Dataset items
* * * * *

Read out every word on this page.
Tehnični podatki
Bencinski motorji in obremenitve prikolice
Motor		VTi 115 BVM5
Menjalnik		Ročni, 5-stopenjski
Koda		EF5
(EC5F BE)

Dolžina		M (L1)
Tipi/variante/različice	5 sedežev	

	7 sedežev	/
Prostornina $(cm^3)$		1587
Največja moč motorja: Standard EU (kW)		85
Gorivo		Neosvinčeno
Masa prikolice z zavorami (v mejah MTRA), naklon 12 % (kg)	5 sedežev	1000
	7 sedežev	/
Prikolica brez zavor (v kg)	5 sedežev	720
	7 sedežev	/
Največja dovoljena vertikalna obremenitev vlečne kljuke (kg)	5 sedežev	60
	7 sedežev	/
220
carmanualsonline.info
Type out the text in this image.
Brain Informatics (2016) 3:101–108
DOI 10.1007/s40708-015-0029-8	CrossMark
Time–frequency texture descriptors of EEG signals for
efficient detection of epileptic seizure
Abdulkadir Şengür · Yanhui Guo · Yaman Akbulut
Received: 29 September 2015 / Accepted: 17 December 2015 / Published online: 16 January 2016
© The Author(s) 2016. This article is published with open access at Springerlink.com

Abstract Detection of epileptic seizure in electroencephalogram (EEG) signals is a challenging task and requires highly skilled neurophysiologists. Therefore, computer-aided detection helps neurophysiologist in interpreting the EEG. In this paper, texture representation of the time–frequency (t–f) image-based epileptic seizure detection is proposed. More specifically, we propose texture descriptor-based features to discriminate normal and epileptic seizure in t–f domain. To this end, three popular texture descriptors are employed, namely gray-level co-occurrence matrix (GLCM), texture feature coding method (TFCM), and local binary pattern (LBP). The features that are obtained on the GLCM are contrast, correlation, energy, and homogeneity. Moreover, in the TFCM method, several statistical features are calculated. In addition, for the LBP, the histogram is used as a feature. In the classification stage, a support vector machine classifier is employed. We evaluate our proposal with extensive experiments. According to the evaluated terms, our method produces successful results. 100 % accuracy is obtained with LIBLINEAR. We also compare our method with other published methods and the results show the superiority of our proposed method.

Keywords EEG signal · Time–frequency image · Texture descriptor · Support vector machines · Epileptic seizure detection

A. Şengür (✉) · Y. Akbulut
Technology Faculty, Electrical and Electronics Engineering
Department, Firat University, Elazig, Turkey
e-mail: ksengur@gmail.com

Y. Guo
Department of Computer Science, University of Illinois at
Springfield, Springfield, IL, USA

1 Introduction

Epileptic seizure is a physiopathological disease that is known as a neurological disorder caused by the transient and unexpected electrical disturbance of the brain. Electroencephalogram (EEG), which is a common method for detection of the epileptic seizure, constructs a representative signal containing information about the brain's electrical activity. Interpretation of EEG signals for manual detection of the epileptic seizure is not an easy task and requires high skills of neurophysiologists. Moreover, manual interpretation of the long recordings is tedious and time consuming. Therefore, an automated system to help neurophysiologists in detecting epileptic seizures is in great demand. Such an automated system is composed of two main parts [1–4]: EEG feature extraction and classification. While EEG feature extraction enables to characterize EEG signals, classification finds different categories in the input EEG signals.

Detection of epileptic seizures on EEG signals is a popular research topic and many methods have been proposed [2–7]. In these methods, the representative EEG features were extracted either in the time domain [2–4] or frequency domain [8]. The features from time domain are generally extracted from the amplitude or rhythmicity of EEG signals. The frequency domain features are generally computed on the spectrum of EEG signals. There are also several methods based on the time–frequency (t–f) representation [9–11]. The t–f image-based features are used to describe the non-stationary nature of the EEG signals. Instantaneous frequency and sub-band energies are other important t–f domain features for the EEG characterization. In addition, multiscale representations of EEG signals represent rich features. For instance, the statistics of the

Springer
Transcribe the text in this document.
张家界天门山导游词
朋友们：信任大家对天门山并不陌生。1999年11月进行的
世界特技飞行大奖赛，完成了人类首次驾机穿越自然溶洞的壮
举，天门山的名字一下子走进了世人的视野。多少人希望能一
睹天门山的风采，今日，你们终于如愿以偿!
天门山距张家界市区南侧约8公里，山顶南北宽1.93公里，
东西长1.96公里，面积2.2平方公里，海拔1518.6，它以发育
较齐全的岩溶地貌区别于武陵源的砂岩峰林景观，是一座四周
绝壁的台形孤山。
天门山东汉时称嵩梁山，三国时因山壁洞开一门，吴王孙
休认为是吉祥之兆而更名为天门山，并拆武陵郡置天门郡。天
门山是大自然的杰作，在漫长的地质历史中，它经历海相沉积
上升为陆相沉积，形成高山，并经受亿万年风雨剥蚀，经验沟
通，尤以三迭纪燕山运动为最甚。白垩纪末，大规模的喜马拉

* * * * *

**Exercise aim**
Make an exact copy of every line from the one with "Transcribe the text in this document." to the end of the data, with the first and last of those lines included.

**Answer for this exercise**
Transcribe the text in this document.
张家界天门山导游词
朋友们：信任大家对天门山并不陌生。1999年11月进行的
世界特技飞行大奖赛，完成了人类首次驾机穿越自然溶洞的壮
举，天门山的名字一下子走进了世人的视野。多少人希望能一
睹天门山的风采，今日，你们终于如愿以偿!
天门山距张家界市区南侧约8公里，山顶南北宽1.93公里，
东西长1.96公里，面积2.2平方公里，海拔1518.6，它以发育
较齐全的岩溶地貌区别于武陵源的砂岩峰林景观，是一座四周
绝壁的台形孤山。
天门山东汉时称嵩梁山，三国时因山壁洞开一门，吴王孙
休认为是吉祥之兆而更名为天门山，并拆武陵郡置天门郡。天
门山是大自然的杰作，在漫长的地质历史中，它经历海相沉积
上升为陆相沉积，形成高山，并经受亿万年风雨剥蚀，经验沟
通，尤以三迭纪燕山运动为最甚。白垩纪末，大规模的喜马拉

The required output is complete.